Copy the listing from its first line up to and including the line with "logo-text: Value Domain", renaming "record-line" to "dns-record" and changing nothing else.

--- START OF Data supplied ---

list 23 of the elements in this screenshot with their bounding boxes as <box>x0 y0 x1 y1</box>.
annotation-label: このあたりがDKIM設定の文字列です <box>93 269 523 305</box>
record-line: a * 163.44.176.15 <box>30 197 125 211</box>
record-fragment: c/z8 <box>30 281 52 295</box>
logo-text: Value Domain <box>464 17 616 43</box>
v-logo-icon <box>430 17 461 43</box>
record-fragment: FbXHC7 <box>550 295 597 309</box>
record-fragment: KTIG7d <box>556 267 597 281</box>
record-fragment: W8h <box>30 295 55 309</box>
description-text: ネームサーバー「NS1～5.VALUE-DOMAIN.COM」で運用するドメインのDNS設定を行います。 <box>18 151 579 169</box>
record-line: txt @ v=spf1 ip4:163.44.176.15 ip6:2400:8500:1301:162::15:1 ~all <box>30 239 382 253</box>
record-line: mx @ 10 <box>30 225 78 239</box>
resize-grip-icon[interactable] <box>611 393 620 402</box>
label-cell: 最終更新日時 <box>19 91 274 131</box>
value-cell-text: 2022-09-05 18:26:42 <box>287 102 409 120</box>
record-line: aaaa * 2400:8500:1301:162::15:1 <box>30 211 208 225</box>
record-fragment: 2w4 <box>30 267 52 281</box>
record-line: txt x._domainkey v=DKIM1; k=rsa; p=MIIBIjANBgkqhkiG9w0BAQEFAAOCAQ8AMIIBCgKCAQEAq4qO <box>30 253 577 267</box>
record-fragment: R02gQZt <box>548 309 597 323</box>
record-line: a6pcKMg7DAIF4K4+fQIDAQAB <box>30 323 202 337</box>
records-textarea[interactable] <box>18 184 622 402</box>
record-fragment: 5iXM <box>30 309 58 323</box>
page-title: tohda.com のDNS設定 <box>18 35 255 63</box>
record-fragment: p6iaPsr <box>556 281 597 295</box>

--- END OF Data supplied ---

## The completed task
list 23 of the elements in this screenshot with their bounding boxes as <box>x0 y0 x1 y1</box>.
annotation-label: このあたりがDKIM設定の文字列です <box>93 269 523 305</box>
dns-record: a * 163.44.176.15 <box>30 197 125 211</box>
record-fragment: c/z8 <box>30 281 52 295</box>
logo-text: Value Domain <box>464 17 616 43</box>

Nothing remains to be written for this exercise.